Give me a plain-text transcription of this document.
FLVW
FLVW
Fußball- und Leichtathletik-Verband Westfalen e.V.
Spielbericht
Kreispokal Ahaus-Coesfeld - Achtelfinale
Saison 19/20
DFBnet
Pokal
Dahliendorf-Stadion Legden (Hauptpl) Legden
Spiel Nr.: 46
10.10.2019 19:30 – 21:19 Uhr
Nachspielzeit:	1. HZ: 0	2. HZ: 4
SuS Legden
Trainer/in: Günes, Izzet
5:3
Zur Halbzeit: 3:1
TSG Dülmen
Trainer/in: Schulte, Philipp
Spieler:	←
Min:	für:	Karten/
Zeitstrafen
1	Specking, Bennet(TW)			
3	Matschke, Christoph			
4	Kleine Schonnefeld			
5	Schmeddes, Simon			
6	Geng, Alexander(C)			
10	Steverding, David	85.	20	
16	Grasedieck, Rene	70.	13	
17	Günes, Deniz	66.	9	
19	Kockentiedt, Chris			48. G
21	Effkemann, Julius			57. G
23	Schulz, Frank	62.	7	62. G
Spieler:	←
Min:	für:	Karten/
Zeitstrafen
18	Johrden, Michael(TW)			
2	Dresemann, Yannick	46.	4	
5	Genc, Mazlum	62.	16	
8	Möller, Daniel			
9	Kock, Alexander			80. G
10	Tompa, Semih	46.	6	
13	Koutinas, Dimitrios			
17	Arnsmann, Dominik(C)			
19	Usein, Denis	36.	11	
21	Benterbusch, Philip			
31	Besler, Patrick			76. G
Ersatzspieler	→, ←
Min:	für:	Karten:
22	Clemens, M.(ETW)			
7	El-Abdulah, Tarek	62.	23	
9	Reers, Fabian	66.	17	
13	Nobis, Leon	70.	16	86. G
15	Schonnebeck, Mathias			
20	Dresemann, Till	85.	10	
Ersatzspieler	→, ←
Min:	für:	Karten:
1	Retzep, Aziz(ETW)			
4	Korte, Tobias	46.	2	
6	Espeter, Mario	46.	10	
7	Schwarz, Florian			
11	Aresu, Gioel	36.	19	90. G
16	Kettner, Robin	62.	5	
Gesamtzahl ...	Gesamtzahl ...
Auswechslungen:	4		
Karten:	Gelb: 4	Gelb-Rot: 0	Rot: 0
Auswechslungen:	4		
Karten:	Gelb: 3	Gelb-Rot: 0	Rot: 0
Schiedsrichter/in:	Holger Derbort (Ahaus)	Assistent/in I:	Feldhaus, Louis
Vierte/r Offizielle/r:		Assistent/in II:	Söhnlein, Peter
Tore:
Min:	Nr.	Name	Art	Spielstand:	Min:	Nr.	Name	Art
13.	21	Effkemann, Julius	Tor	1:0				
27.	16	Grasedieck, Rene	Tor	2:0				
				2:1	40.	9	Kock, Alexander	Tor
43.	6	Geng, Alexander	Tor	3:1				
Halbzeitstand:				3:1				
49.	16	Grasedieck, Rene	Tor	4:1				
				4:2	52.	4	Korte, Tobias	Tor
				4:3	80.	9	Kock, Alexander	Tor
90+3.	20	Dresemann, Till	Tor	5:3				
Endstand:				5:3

▸ **What to work on**
Write all of the records out again exactly.

▸ **Exercise solution**
Give me a plain-text transcription of this document.
FLVW
FLVW
Fußball- und Leichtathletik-Verband Westfalen e.V.
Spielbericht
Kreispokal Ahaus-Coesfeld - Achtelfinale
Saison 19/20
DFBnet
Pokal
Dahliendorf-Stadion Legden (Hauptpl) Legden
Spiel Nr.: 46
10.10.2019 19:30 – 21:19 Uhr
Nachspielzeit:	1. HZ: 0	2. HZ: 4
SuS Legden
Trainer/in: Günes, Izzet
5:3
Zur Halbzeit: 3:1
TSG Dülmen
Trainer/in: Schulte, Philipp
Spieler:	←
Min:	für:	Karten/
Zeitstrafen
1	Specking, Bennet(TW)			
3	Matschke, Christoph			
4	Kleine Schonnefeld			
5	Schmeddes, Simon			
6	Geng, Alexander(C)			
10	Steverding, David	85.	20	
16	Grasedieck, Rene	70.	13	
17	Günes, Deniz	66.	9	
19	Kockentiedt, Chris			48. G
21	Effkemann, Julius			57. G
23	Schulz, Frank	62.	7	62. G
Spieler:	←
Min:	für:	Karten/
Zeitstrafen
18	Johrden, Michael(TW)			
2	Dresemann, Yannick	46.	4	
5	Genc, Mazlum	62.	16	
8	Möller, Daniel			
9	Kock, Alexander			80. G
10	Tompa, Semih	46.	6	
13	Koutinas, Dimitrios			
17	Arnsmann, Dominik(C)			
19	Usein, Denis	36.	11	
21	Benterbusch, Philip			
31	Besler, Patrick			76. G
Ersatzspieler	→, ←
Min:	für:	Karten:
22	Clemens, M.(ETW)			
7	El-Abdulah, Tarek	62.	23	
9	Reers, Fabian	66.	17	
13	Nobis, Leon	70.	16	86. G
15	Schonnebeck, Mathias			
20	Dresemann, Till	85.	10	
Ersatzspieler	→, ←
Min:	für:	Karten:
1	Retzep, Aziz(ETW)			
4	Korte, Tobias	46.	2	
6	Espeter, Mario	46.	10	
7	Schwarz, Florian			
11	Aresu, Gioel	36.	19	90. G
16	Kettner, Robin	62.	5	
Gesamtzahl ...	Gesamtzahl ...
Auswechslungen:	4		
Karten:	Gelb: 4	Gelb-Rot: 0	Rot: 0
Auswechslungen:	4		
Karten:	Gelb: 3	Gelb-Rot: 0	Rot: 0
Schiedsrichter/in:	Holger Derbort (Ahaus)	Assistent/in I:	Feldhaus, Louis
Vierte/r Offizielle/r:		Assistent/in II:	Söhnlein, Peter
Tore:
Min:	Nr.	Name	Art	Spielstand:	Min:	Nr.	Name	Art
13.	21	Effkemann, Julius	Tor	1:0				
27.	16	Grasedieck, Rene	Tor	2:0				
				2:1	40.	9	Kock, Alexander	Tor
43.	6	Geng, Alexander	Tor	3:1				
Halbzeitstand:				3:1				
49.	16	Grasedieck, Rene	Tor	4:1				
				4:2	52.	4	Korte, Tobias	Tor
				4:3	80.	9	Kock, Alexander	Tor
90+3.	20	Dresemann, Till	Tor	5:3				
Endstand:				5:3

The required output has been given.